__PROMPT__: Pictures in the records are to be omitted; everything else is copied exactly.

__SOURCE DATA__:
____

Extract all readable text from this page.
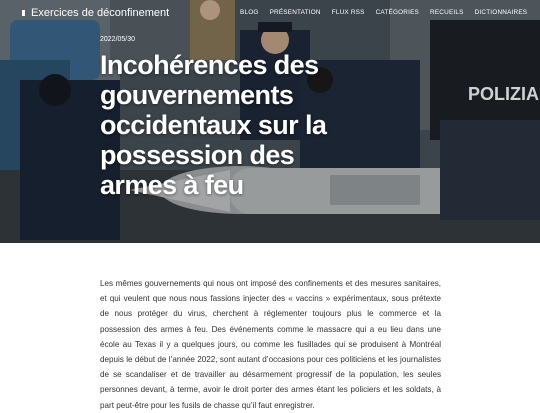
POLIZIA
Exercices de déconfinement	BLOG PRÉSENTATION FLUX RSS CATÉGORIES RECUEILS DICTIONNAIRES
2022/05/30
Incohérences des gouvernements occidentaux sur la possession des armes à feu

Les mêmes gouvernements qui nous ont imposé des confinements et des mesures sanitaires, et qui veulent que nous nous fassions injecter des « vaccins » expérimentaux, sous prétexte de nous protéger du virus, cherchent à réglementer toujours plus le commerce et la possession des armes à feu. Des événements comme le massacre qui a eu lieu dans une école au Texas il y a quelques jours, ou comme les fusillades qui se produisent à Montréal depuis le début de l’année 2022, sont autant d’occasions pour ces politiciens et les journalistes de se scandaliser et de travailler au désarmement progressif de la population, les seules personnes devant, à terme, avoir le droit porter des armes étant les policiers et les soldats, à part peut-être pour les fusils de chasse qu’il faut enregistrer.
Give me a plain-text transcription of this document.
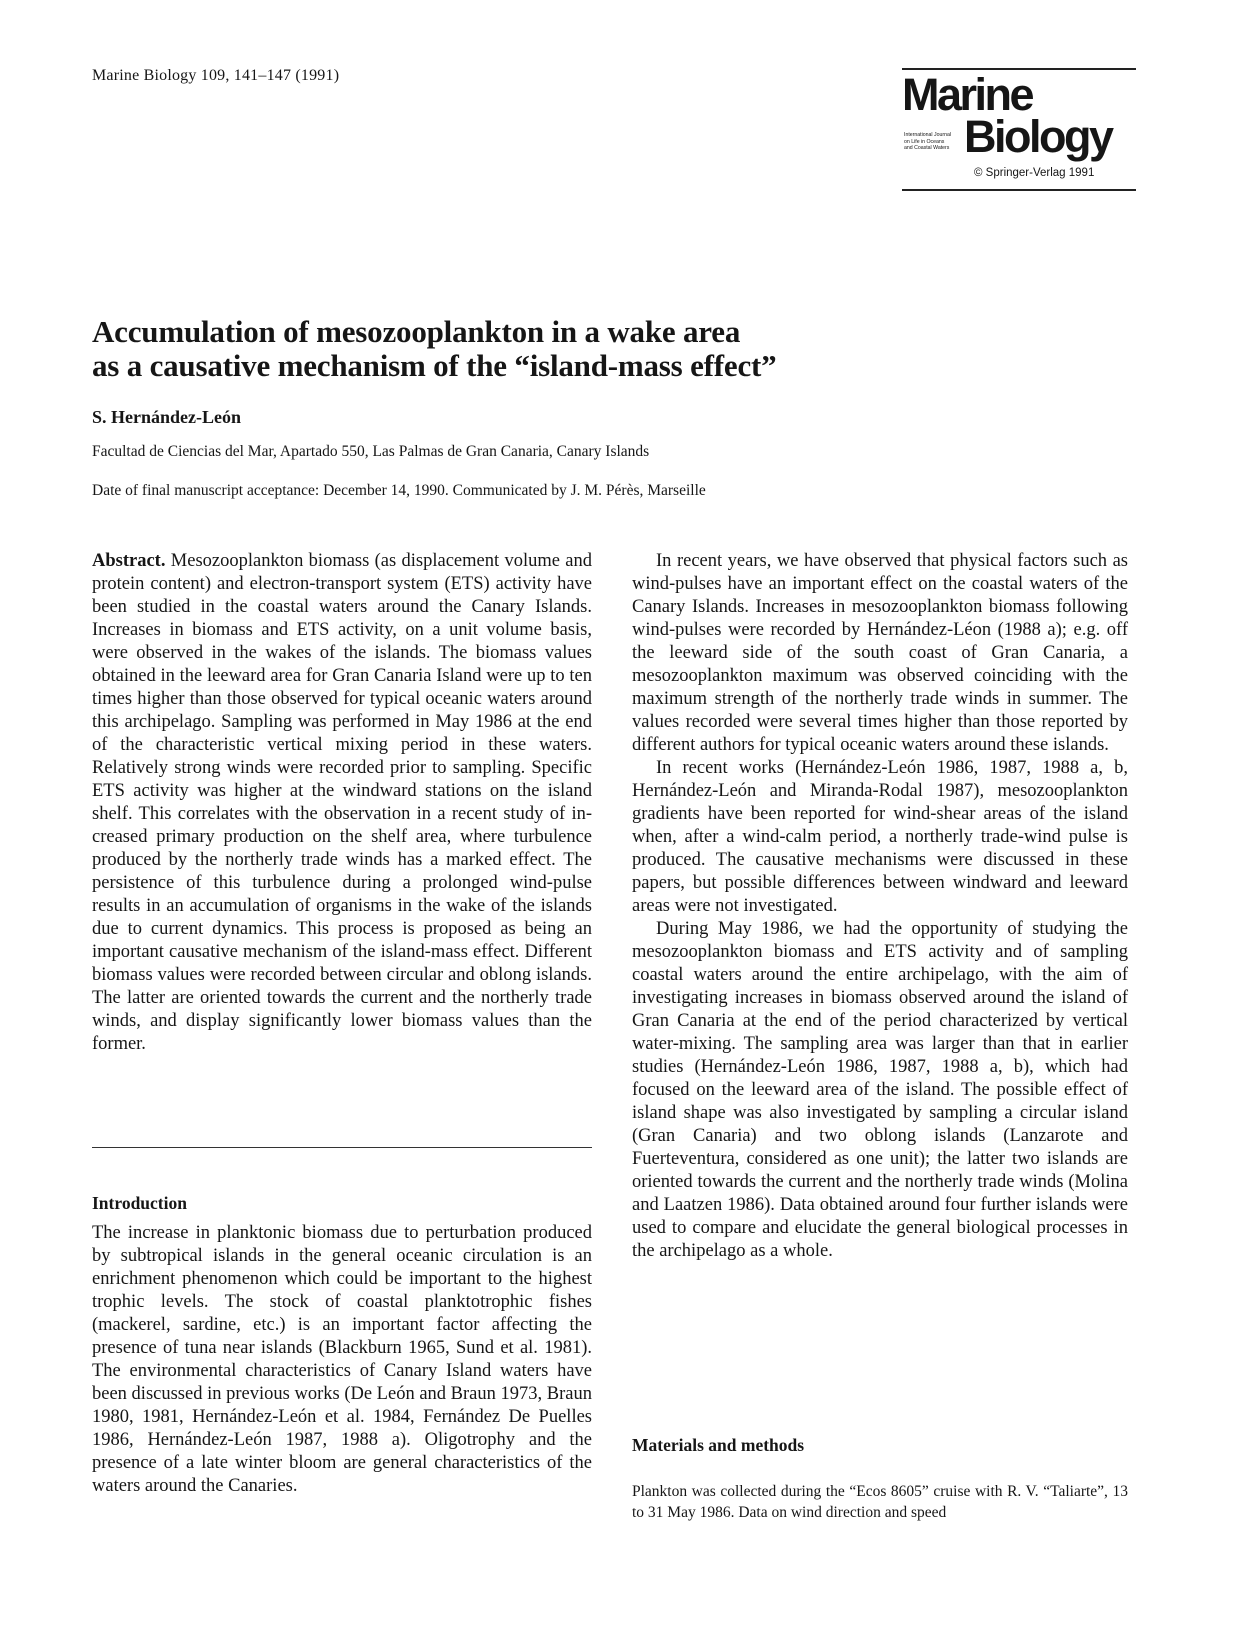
Marine Biology 109, 141–147 (1991)	Marine
International Journal
on Life in Oceans
and Coastal Waters Biology
© Springer-Verlag 1991
Accumulation of mesozooplankton in a wake area
as a causative mechanism of the “island-mass effect”
S. Hernández-León
Facultad de Ciencias del Mar, Apartado 550, Las Palmas de Gran Canaria, Canary Islands
Date of final manuscript acceptance: December 14, 1990. Communicated by J. M. Pérès, Marseille

Abstract. Mesozooplankton biomass (as displacement volume and protein content) and electron-transport system (ETS) activity have been studied in the coastal waters around the Canary Islands. Increases in biomass and ETS activity, on a unit volume basis, were observed in the wakes of the islands. The biomass values obtained in the leeward area for Gran Canaria Island were up to ten times higher than those observed for typical oceanic waters around this archipelago. Sampling was performed in May 1986 at the end of the characteristic vertical mixing period in these waters. Relatively strong winds were recorded prior to sampling. Specific ETS activity was higher at the windward stations on the island shelf. This correlates with the observation in a recent study of increased primary production on the shelf area, where turbulence produced by the northerly trade winds has a marked effect. The persistence of this turbulence during a prolonged wind-pulse results in an accumulation of organisms in the wake of the islands due to current dynamics. This process is proposed as being an important causative mechanism of the island-mass effect. Different biomass values were recorded between circular and oblong islands. The latter are oriented towards the current and the northerly trade winds, and display significantly lower biomass values than the former.

Introduction

The increase in planktonic biomass due to perturbation produced by subtropical islands in the general oceanic circulation is an enrichment phenomenon which could be important to the highest trophic levels. The stock of coastal planktotrophic fishes (mackerel, sardine, etc.) is an important factor affecting the presence of tuna near islands (Blackburn 1965, Sund et al. 1981). The environmental characteristics of Canary Island waters have been discussed in previous works (De León and Braun 1973, Braun 1980, 1981, Hernández-León et al. 1984, Fernández De Puelles 1986, Hernández-León 1987, 1988 a). Oligotrophy and the presence of a late winter bloom are general characteristics of the waters around the Canaries.

In recent years, we have observed that physical factors such as wind-pulses have an important effect on the coastal waters of the Canary Islands. Increases in mesozooplankton biomass following wind-pulses were recorded by Hernández-Léon (1988 a); e.g. off the leeward side of the south coast of Gran Canaria, a mesozooplankton maximum was observed coinciding with the maximum strength of the northerly trade winds in summer. The values recorded were several times higher than those reported by different authors for typical oceanic waters around these islands.

In recent works (Hernández-León 1986, 1987, 1988 a, b, Hernández-León and Miranda-Rodal 1987), mesozooplankton gradients have been reported for wind-shear areas of the island when, after a wind-calm period, a northerly trade-wind pulse is produced. The causative mechanisms were discussed in these papers, but possible differences between windward and leeward areas were not investigated.

During May 1986, we had the opportunity of studying the mesozooplankton biomass and ETS activity and of sampling coastal waters around the entire archipelago, with the aim of investigating increases in biomass observed around the island of Gran Canaria at the end of the period characterized by vertical water-mixing. The sampling area was larger than that in earlier studies (Hernández-León 1986, 1987, 1988 a, b), which had focused on the leeward area of the island. The possible effect of island shape was also investigated by sampling a circular island (Gran Canaria) and two oblong islands (Lanzarote and Fuerteventura, considered as one unit); the latter two islands are oriented towards the current and the northerly trade winds (Molina and Laatzen 1986). Data obtained around four further islands were used to compare and elucidate the general biological processes in the archipelago as a whole.

Materials and methods

Plankton was collected during the “Ecos 8605” cruise with R. V. “Taliarte”, 13 to 31 May 1986. Data on wind direction and speed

____

__OUTPUT__:
Extract all readable text from this page.
POLIZIA
Exercices de déconfinement	BLOG PRÉSENTATION FLUX RSS CATÉGORIES RECUEILS DICTIONNAIRES
2022/05/30
Incohérences des gouvernements occidentaux sur la possession des armes à feu

Les mêmes gouvernements qui nous ont imposé des confinements et des mesures sanitaires, et qui veulent que nous nous fassions injecter des « vaccins » expérimentaux, sous prétexte de nous protéger du virus, cherchent à réglementer toujours plus le commerce et la possession des armes à feu. Des événements comme le massacre qui a eu lieu dans une école au Texas il y a quelques jours, ou comme les fusillades qui se produisent à Montréal depuis le début de l’année 2022, sont autant d’occasions pour ces politiciens et les journalistes de se scandaliser et de travailler au désarmement progressif de la population, les seules personnes devant, à terme, avoir le droit porter des armes étant les policiers et les soldats, à part peut-être pour les fusils de chasse qu’il faut enregistrer.
Give me a plain-text transcription of this document.
Marine Biology 109, 141–147 (1991)	Marine
International Journal
on Life in Oceans
and Coastal Waters Biology
© Springer-Verlag 1991
Accumulation of mesozooplankton in a wake area
as a causative mechanism of the “island-mass effect”
S. Hernández-León
Facultad de Ciencias del Mar, Apartado 550, Las Palmas de Gran Canaria, Canary Islands
Date of final manuscript acceptance: December 14, 1990. Communicated by J. M. Pérès, Marseille

Abstract. Mesozooplankton biomass (as displacement volume and protein content) and electron-transport system (ETS) activity have been studied in the coastal waters around the Canary Islands. Increases in biomass and ETS activity, on a unit volume basis, were observed in the wakes of the islands. The biomass values obtained in the leeward area for Gran Canaria Island were up to ten times higher than those observed for typical oceanic waters around this archipelago. Sampling was performed in May 1986 at the end of the characteristic vertical mixing period in these waters. Relatively strong winds were recorded prior to sampling. Specific ETS activity was higher at the windward stations on the island shelf. This correlates with the observation in a recent study of increased primary production on the shelf area, where turbulence produced by the northerly trade winds has a marked effect. The persistence of this turbulence during a prolonged wind-pulse results in an accumulation of organisms in the wake of the islands due to current dynamics. This process is proposed as being an important causative mechanism of the island-mass effect. Different biomass values were recorded between circular and oblong islands. The latter are oriented towards the current and the northerly trade winds, and display significantly lower biomass values than the former.

Introduction

The increase in planktonic biomass due to perturbation produced by subtropical islands in the general oceanic circulation is an enrichment phenomenon which could be important to the highest trophic levels. The stock of coastal planktotrophic fishes (mackerel, sardine, etc.) is an important factor affecting the presence of tuna near islands (Blackburn 1965, Sund et al. 1981). The environmental characteristics of Canary Island waters have been discussed in previous works (De León and Braun 1973, Braun 1980, 1981, Hernández-León et al. 1984, Fernández De Puelles 1986, Hernández-León 1987, 1988 a). Oligotrophy and the presence of a late winter bloom are general characteristics of the waters around the Canaries.

In recent years, we have observed that physical factors such as wind-pulses have an important effect on the coastal waters of the Canary Islands. Increases in mesozooplankton biomass following wind-pulses were recorded by Hernández-Léon (1988 a); e.g. off the leeward side of the south coast of Gran Canaria, a mesozooplankton maximum was observed coinciding with the maximum strength of the northerly trade winds in summer. The values recorded were several times higher than those reported by different authors for typical oceanic waters around these islands.

In recent works (Hernández-León 1986, 1987, 1988 a, b, Hernández-León and Miranda-Rodal 1987), mesozooplankton gradients have been reported for wind-shear areas of the island when, after a wind-calm period, a northerly trade-wind pulse is produced. The causative mechanisms were discussed in these papers, but possible differences between windward and leeward areas were not investigated.

During May 1986, we had the opportunity of studying the mesozooplankton biomass and ETS activity and of sampling coastal waters around the entire archipelago, with the aim of investigating increases in biomass observed around the island of Gran Canaria at the end of the period characterized by vertical water-mixing. The sampling area was larger than that in earlier studies (Hernández-León 1986, 1987, 1988 a, b), which had focused on the leeward area of the island. The possible effect of island shape was also investigated by sampling a circular island (Gran Canaria) and two oblong islands (Lanzarote and Fuerteventura, considered as one unit); the latter two islands are oriented towards the current and the northerly trade winds (Molina and Laatzen 1986). Data obtained around four further islands were used to compare and elucidate the general biological processes in the archipelago as a whole.

Materials and methods

Plankton was collected during the “Ecos 8605” cruise with R. V. “Taliarte”, 13 to 31 May 1986. Data on wind direction and speed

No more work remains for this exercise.